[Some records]
-*-

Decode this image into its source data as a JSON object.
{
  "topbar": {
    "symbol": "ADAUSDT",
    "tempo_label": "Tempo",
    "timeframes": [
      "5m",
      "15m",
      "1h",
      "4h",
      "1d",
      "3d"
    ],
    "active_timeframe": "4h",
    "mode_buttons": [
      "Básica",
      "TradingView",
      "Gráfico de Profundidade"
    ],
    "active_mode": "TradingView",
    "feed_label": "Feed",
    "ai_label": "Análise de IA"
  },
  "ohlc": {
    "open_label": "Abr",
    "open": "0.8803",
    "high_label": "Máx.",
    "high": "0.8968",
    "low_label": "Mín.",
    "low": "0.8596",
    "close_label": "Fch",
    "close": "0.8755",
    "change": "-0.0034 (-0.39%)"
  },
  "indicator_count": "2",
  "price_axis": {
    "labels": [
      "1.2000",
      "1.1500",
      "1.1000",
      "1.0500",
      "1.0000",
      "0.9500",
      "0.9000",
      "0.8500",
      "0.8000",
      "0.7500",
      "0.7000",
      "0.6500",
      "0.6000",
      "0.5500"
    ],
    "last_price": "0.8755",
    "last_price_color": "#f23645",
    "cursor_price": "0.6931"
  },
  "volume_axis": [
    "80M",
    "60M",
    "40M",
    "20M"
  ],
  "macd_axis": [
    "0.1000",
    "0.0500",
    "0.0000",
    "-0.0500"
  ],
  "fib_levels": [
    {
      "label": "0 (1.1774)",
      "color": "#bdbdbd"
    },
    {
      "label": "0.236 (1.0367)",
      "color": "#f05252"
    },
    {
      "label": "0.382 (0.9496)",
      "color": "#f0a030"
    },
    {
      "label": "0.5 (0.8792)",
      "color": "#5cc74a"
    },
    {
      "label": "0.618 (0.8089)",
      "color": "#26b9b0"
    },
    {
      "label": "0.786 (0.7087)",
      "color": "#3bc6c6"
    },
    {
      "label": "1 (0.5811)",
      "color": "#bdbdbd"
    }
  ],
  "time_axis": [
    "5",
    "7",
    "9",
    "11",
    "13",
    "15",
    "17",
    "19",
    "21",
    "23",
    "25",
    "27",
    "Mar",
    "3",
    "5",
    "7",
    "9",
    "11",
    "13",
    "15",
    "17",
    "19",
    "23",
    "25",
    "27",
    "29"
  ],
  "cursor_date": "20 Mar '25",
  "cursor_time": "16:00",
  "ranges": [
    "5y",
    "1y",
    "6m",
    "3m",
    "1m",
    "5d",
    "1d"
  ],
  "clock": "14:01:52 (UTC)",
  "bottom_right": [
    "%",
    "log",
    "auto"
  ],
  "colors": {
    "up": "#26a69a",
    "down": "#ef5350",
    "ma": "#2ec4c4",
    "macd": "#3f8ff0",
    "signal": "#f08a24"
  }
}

-*-

### Written instruction
The records above need to be transcribed in full. Keep every character unchanged.

### Exercise solution
Decode this image into its source data as a JSON object.
{
  "topbar": {
    "symbol": "ADAUSDT",
    "tempo_label": "Tempo",
    "timeframes": [
      "5m",
      "15m",
      "1h",
      "4h",
      "1d",
      "3d"
    ],
    "active_timeframe": "4h",
    "mode_buttons": [
      "Básica",
      "TradingView",
      "Gráfico de Profundidade"
    ],
    "active_mode": "TradingView",
    "feed_label": "Feed",
    "ai_label": "Análise de IA"
  },
  "ohlc": {
    "open_label": "Abr",
    "open": "0.8803",
    "high_label": "Máx.",
    "high": "0.8968",
    "low_label": "Mín.",
    "low": "0.8596",
    "close_label": "Fch",
    "close": "0.8755",
    "change": "-0.0034 (-0.39%)"
  },
  "indicator_count": "2",
  "price_axis": {
    "labels": [
      "1.2000",
      "1.1500",
      "1.1000",
      "1.0500",
      "1.0000",
      "0.9500",
      "0.9000",
      "0.8500",
      "0.8000",
      "0.7500",
      "0.7000",
      "0.6500",
      "0.6000",
      "0.5500"
    ],
    "last_price": "0.8755",
    "last_price_color": "#f23645",
    "cursor_price": "0.6931"
  },
  "volume_axis": [
    "80M",
    "60M",
    "40M",
    "20M"
  ],
  "macd_axis": [
    "0.1000",
    "0.0500",
    "0.0000",
    "-0.0500"
  ],
  "fib_levels": [
    {
      "label": "0 (1.1774)",
      "color": "#bdbdbd"
    },
    {
      "label": "0.236 (1.0367)",
      "color": "#f05252"
    },
    {
      "label": "0.382 (0.9496)",
      "color": "#f0a030"
    },
    {
      "label": "0.5 (0.8792)",
      "color": "#5cc74a"
    },
    {
      "label": "0.618 (0.8089)",
      "color": "#26b9b0"
    },
    {
      "label": "0.786 (0.7087)",
      "color": "#3bc6c6"
    },
    {
      "label": "1 (0.5811)",
      "color": "#bdbdbd"
    }
  ],
  "time_axis": [
    "5",
    "7",
    "9",
    "11",
    "13",
    "15",
    "17",
    "19",
    "21",
    "23",
    "25",
    "27",
    "Mar",
    "3",
    "5",
    "7",
    "9",
    "11",
    "13",
    "15",
    "17",
    "19",
    "23",
    "25",
    "27",
    "29"
  ],
  "cursor_date": "20 Mar '25",
  "cursor_time": "16:00",
  "ranges": [
    "5y",
    "1y",
    "6m",
    "3m",
    "1m",
    "5d",
    "1d"
  ],
  "clock": "14:01:52 (UTC)",
  "bottom_right": [
    "%",
    "log",
    "auto"
  ],
  "colors": {
    "up": "#26a69a",
    "down": "#ef5350",
    "ma": "#2ec4c4",
    "macd": "#3f8ff0",
    "signal": "#f08a24"
  }
}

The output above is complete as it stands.